(Entries from a dataset)
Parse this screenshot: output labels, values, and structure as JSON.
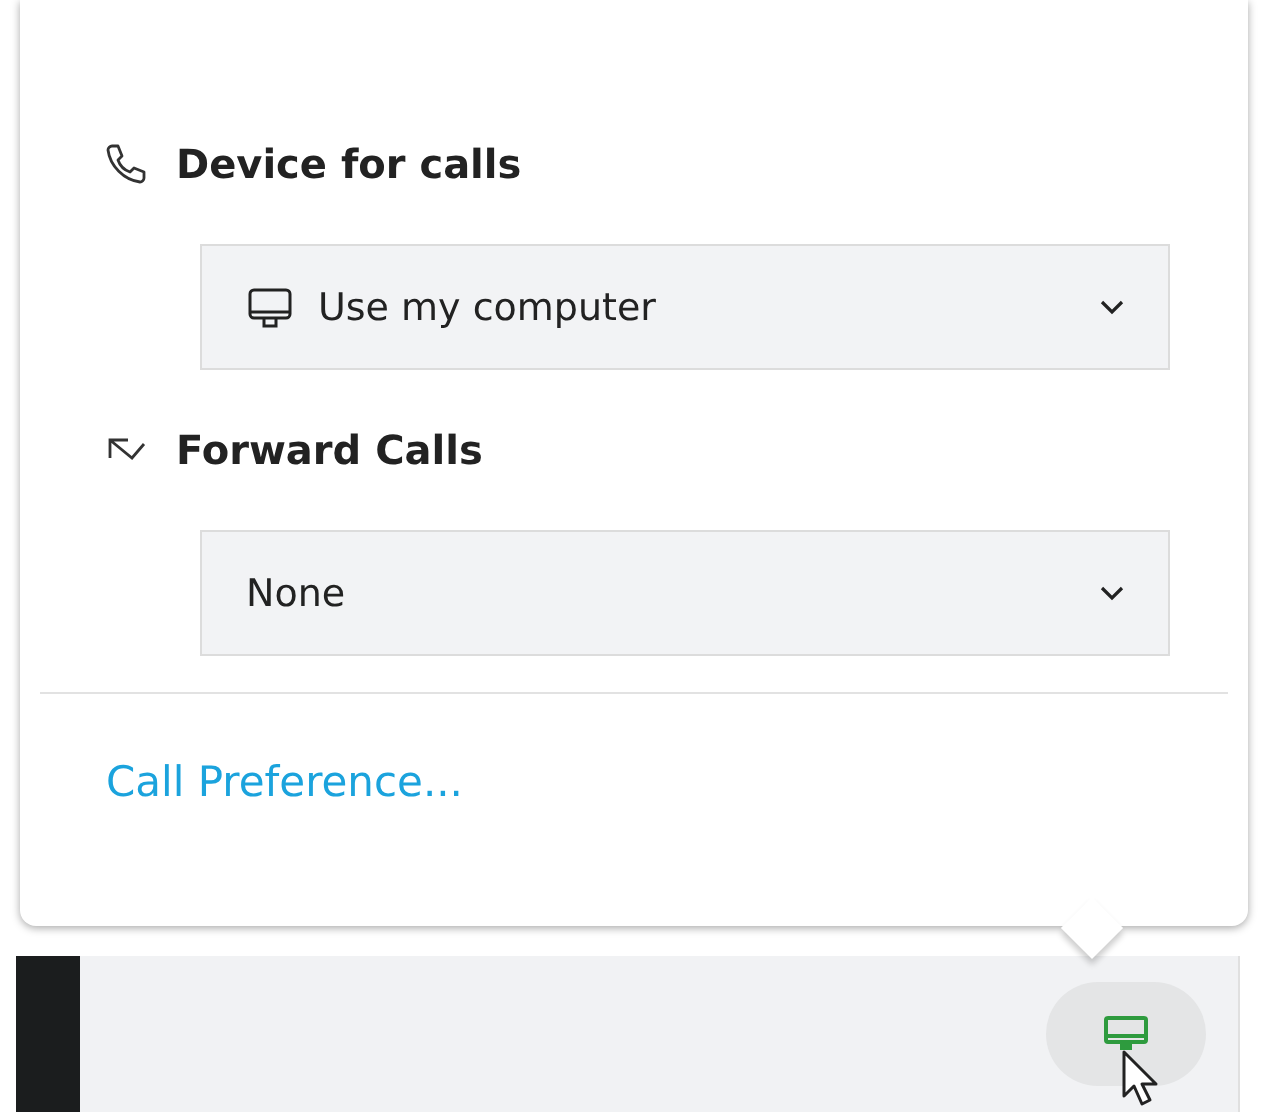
{
  "sections": [
    {
      "kind": "phone",
      "title": "Device for calls",
      "dropdown": {
        "kind": "computer",
        "value": "Use my computer"
      }
    },
    {
      "kind": "forward",
      "title": "Forward Calls",
      "dropdown": {
        "kind": "plain",
        "value": "None"
      }
    }
  ],
  "link": "Call Preference..."
}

▶ GIVEN INSTRUCTION
Transcribe the records above verbatim. Do not carry over any picture.

▶ THE REPLY
Parse this screenshot: output labels, values, and structure as JSON.
{
  "sections": [
    {
      "kind": "phone",
      "title": "Device for calls",
      "dropdown": {
        "kind": "computer",
        "value": "Use my computer"
      }
    },
    {
      "kind": "forward",
      "title": "Forward Calls",
      "dropdown": {
        "kind": "plain",
        "value": "None"
      }
    }
  ],
  "link": "Call Preference..."
}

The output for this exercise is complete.